The dataset used in this study did not contain information about the proximity of the measured nodules to focal parenchymal changes, such as surgical scars or pleural plaques, which renders interpretation difficult and the model incomplete. This factor could also help to explain the nonsignificant effect of ILA/ILD-related changes in our model, despite the clear effect of the average attenuation of the lung parenchyma adjacent to the nodule and the increased lung parenchymal attenuation caused by ILA/ILD [19,20,21,22].

A cutoff of -950 HU is the most widely accepted threshold in quantitative analysis for distinguishing emphysema from normal lung tissue [23,24,25]. This threshold is based on the routine full-dose chest CT protocol used in clinical practice. All values in our sample exceeded this threshold, regardless of the presence of emphysema, which could be related to the lower signal-to-noise ratio of the low-dose protocol used in screening; and/or the nodule itself may distort the parenchyma and influence its surrounding attenuation. As far as the authors are aware, no specific threshold has been defined for low-dose protocols. We suspect that it would differ from that used for full-dose protocols, but more evidence is needed.

Our analysis of mean values revealed that for automatic measurements there were differences in volume measurements between software packages and readers, but for manual measurements (long and short-diameter measurements and attenuation of the lung parenchyma adjacent to the nodule) there were only differences between software packages (not between readers). We also found good performance in terms of interobserver and intersoftware reliability, although less so for the latter, in line with the current recommendation that follow-up studies performed in the context of lung cancer screening programs be reported by the same reader and performed using the same software package as the baseline study. These findings also suggest that the manual measurements of short- and long-axis diameters are more reliable among readers than the volumetric tools’ automatic measurements.

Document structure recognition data
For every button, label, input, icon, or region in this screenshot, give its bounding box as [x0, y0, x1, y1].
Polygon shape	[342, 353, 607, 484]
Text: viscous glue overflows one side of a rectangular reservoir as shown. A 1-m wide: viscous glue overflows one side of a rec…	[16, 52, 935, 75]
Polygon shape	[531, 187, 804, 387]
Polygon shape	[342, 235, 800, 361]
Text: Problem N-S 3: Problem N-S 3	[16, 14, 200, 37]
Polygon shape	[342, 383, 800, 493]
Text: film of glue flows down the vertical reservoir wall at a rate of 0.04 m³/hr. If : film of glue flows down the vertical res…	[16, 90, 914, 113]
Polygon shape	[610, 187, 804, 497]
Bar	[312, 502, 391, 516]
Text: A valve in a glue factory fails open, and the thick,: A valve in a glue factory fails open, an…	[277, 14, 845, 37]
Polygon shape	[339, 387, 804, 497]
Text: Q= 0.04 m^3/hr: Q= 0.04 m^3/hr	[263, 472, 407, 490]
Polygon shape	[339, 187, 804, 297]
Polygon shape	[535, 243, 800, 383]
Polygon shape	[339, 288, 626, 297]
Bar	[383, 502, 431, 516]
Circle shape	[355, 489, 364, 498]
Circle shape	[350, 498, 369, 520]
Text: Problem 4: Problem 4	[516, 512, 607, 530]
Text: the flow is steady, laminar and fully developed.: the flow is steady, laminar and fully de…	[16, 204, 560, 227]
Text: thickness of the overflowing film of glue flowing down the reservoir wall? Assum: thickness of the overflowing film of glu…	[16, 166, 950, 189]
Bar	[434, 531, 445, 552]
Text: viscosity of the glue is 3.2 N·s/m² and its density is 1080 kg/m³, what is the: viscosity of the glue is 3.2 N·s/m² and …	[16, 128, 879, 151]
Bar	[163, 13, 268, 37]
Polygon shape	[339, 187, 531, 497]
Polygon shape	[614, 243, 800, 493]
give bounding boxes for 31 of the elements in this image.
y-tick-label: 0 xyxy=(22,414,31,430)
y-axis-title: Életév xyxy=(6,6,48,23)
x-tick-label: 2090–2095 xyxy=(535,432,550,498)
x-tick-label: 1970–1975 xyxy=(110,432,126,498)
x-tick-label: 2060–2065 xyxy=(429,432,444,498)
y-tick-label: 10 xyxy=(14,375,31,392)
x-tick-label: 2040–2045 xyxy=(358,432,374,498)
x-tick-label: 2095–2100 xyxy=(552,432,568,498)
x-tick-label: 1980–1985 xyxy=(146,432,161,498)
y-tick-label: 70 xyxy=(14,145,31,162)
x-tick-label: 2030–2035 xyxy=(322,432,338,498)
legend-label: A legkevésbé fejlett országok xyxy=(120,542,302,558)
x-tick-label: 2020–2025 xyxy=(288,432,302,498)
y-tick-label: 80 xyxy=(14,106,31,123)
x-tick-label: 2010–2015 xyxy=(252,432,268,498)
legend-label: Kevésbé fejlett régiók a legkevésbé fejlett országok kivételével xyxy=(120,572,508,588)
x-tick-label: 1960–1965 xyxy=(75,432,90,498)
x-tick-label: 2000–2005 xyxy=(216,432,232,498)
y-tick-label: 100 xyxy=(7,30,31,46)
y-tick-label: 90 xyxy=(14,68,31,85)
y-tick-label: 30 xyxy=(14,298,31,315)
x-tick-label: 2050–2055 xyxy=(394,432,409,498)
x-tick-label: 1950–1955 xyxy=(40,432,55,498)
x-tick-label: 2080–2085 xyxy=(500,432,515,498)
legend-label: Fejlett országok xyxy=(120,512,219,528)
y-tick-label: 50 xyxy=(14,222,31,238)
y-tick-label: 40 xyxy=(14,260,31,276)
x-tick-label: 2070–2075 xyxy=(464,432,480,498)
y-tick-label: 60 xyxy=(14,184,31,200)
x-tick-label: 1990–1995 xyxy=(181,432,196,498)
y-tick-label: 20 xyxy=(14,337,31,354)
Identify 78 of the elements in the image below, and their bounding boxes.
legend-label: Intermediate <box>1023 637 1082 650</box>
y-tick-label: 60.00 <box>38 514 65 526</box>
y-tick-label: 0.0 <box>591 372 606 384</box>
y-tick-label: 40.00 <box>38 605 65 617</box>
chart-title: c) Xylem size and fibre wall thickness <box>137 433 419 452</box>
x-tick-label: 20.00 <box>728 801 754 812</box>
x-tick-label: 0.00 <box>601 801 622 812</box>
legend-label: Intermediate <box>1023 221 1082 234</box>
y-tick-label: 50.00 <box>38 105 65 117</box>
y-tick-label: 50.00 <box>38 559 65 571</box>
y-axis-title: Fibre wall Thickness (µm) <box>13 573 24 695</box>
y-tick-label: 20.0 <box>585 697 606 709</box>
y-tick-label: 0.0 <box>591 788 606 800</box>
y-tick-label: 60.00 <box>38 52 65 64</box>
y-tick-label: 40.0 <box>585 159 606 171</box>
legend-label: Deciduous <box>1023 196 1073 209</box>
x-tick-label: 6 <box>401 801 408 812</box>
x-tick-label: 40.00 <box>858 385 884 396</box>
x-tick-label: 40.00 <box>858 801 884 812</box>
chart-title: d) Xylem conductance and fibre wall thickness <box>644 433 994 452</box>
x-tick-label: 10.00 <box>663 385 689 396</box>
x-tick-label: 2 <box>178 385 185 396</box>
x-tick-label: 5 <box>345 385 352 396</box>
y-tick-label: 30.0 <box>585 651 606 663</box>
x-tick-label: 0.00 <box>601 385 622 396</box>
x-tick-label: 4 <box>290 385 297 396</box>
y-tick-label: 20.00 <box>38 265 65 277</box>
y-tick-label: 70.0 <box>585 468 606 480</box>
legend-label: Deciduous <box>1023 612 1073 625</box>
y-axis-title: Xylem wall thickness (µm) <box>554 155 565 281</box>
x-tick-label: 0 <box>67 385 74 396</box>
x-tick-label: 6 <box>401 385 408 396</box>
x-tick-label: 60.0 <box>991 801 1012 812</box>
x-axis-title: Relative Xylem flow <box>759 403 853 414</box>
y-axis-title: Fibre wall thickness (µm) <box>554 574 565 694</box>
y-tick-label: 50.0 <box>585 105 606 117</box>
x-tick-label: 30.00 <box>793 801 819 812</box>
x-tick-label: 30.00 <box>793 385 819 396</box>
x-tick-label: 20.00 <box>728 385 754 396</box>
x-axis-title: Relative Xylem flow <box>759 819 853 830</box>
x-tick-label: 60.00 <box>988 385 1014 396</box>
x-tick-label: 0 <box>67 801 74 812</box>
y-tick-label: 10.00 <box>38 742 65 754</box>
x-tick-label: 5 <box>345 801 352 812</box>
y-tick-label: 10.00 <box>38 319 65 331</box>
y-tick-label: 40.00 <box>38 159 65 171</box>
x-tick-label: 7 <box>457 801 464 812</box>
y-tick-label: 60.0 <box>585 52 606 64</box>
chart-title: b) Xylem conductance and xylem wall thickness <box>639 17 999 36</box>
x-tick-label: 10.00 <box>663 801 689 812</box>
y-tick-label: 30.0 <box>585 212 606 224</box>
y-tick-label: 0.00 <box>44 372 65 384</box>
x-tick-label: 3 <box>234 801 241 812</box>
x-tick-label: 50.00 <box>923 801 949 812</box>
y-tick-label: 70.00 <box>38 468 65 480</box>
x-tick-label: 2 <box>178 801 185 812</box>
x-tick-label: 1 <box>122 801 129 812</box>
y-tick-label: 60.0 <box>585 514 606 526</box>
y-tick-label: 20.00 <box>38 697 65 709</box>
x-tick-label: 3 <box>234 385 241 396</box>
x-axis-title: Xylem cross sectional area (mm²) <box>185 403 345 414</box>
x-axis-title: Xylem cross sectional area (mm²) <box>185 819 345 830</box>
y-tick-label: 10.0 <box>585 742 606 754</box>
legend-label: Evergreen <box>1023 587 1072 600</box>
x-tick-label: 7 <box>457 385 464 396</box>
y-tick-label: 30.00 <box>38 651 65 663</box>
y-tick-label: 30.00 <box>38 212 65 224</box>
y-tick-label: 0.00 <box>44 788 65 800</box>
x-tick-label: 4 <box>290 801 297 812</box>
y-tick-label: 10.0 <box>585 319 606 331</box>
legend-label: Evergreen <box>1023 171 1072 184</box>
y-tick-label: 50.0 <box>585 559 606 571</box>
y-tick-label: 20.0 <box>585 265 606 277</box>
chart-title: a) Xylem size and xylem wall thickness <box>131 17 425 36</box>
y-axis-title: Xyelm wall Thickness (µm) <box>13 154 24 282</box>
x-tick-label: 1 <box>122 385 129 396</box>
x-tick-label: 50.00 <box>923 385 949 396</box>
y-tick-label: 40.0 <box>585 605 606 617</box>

**BRIEF 1:** In the lung nodule measurement excerpt, why might every attenuation value in the sample have been above the -950 HU cutoff? Answer in one to three sentences.
**BRIEF 2:** Can you turn the paragraph of the lung nodule measurement excerpt that starts "Our analysis of mean values" into a short list that keeps its main facts?
**BRIEF 3:** Carry the lung nodule measurement excerpt forward from its last sentence.
You won't need the entries for anything here.

**RESPONSE BOX 1:** The -950 HU cutoff is based on the routine full-dose chest CT protocol, and the low-dose screening protocol has a lower signal-to-noise ratio. The nodule itself may also distort the parenchyma and affect the attenuation around it.

**RESPONSE BOX 2:**
- Automatic volume measurements differed both between software packages and between readers.
- Manual measurements (long and short diameters, and attenuation of the lung parenchyma adjacent to the nodule) differed only between software packages, not between readers.
- Interobserver reliability was good, and intersoftware reliability was good but lower.
- This supports the current recommendation that screening follow-up studies use the same reader and the same software package as the baseline study.
- Manual short- and long-axis diameter measurements appear more reliable among readers than automatic volumetric measurements.

**RESPONSE BOX 3:**
The present study was conducted with a large sample of nodule measurements; larger, to our knowledge, than any other published series. However, it has several limitations; notably, the use of a nonstandard measurement of lung parenchymal attenuation (selected as a reasonable compromise, as no standard exists) and lack of information on the location of focal parenchymal changes (i.e., pleural plaques and changes resulting from previous lung surgery) relative to lung nodule location. Future research could further examine the effects of nodule size on the results found (is the impact of the average attenuation of the lung parenchyma adjacent to the nodule in the nodule segmentation more significant in smaller nodules?), and how it effects the calculation of a nodule’s VDT (is the VDT a reliable indicator of nodule’s growth in nodules with abnormal average attenuation of the lung parenchyma adjacent to the nodule?).


For lung nodules measuring between 5 and 8 mm in long-axis diameter, an increase in the average attenuation of the adjacent lung parenchyma is related to a decrease in the quality of the nodule’s segmentation by volumetric tools, contributing to measurement error. When following lung nodules in the setting of abnormal lung parenchymal attenuation, care should be taken when interpreting automatic measurements of the nodule to assess growth.